_Task description:_ Reproduce the listing verbatim.
····················
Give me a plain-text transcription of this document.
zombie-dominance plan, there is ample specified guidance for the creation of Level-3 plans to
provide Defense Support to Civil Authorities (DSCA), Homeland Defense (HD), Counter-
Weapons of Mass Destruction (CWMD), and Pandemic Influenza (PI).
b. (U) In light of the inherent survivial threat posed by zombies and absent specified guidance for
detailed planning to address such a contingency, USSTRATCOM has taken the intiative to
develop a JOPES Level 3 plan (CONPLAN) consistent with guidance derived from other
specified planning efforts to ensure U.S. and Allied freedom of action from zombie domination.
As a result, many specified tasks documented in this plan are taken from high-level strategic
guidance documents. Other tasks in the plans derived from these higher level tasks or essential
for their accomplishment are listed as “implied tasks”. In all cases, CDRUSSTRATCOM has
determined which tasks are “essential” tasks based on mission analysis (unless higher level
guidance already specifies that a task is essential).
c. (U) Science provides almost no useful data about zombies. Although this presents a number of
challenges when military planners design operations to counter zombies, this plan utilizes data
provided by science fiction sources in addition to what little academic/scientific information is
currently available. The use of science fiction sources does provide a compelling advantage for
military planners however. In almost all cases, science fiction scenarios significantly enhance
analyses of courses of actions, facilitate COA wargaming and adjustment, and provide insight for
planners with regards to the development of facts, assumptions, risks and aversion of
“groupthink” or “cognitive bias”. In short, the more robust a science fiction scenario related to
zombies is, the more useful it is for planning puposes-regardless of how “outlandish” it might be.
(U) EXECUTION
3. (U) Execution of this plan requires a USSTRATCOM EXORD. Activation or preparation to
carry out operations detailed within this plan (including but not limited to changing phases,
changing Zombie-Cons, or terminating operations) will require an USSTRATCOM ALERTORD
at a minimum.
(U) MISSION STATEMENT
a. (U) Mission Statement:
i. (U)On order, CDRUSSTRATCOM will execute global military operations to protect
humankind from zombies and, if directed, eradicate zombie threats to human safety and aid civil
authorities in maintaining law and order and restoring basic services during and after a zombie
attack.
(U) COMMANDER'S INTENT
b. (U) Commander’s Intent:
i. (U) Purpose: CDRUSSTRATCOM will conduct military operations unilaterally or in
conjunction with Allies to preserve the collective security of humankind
····················
_Output of the exercise:_
Give me a plain-text transcription of this document.
zombie-dominance plan, there is ample specified guidance for the creation of Level-3 plans to
provide Defense Support to Civil Authorities (DSCA), Homeland Defense (HD), Counter-
Weapons of Mass Destruction (CWMD), and Pandemic Influenza (PI).
b. (U) In light of the inherent survivial threat posed by zombies and absent specified guidance for
detailed planning to address such a contingency, USSTRATCOM has taken the intiative to
develop a JOPES Level 3 plan (CONPLAN) consistent with guidance derived from other
specified planning efforts to ensure U.S. and Allied freedom of action from zombie domination.
As a result, many specified tasks documented in this plan are taken from high-level strategic
guidance documents. Other tasks in the plans derived from these higher level tasks or essential
for their accomplishment are listed as “implied tasks”. In all cases, CDRUSSTRATCOM has
determined which tasks are “essential” tasks based on mission analysis (unless higher level
guidance already specifies that a task is essential).
c. (U) Science provides almost no useful data about zombies. Although this presents a number of
challenges when military planners design operations to counter zombies, this plan utilizes data
provided by science fiction sources in addition to what little academic/scientific information is
currently available. The use of science fiction sources does provide a compelling advantage for
military planners however. In almost all cases, science fiction scenarios significantly enhance
analyses of courses of actions, facilitate COA wargaming and adjustment, and provide insight for
planners with regards to the development of facts, assumptions, risks and aversion of
“groupthink” or “cognitive bias”. In short, the more robust a science fiction scenario related to
zombies is, the more useful it is for planning puposes-regardless of how “outlandish” it might be.
(U) EXECUTION
3. (U) Execution of this plan requires a USSTRATCOM EXORD. Activation or preparation to
carry out operations detailed within this plan (including but not limited to changing phases,
changing Zombie-Cons, or terminating operations) will require an USSTRATCOM ALERTORD
at a minimum.
(U) MISSION STATEMENT
a. (U) Mission Statement:
i. (U)On order, CDRUSSTRATCOM will execute global military operations to protect
humankind from zombies and, if directed, eradicate zombie threats to human safety and aid civil
authorities in maintaining law and order and restoring basic services during and after a zombie
attack.
(U) COMMANDER'S INTENT
b. (U) Commander’s Intent:
i. (U) Purpose: CDRUSSTRATCOM will conduct military operations unilaterally or in
conjunction with Allies to preserve the collective security of humankind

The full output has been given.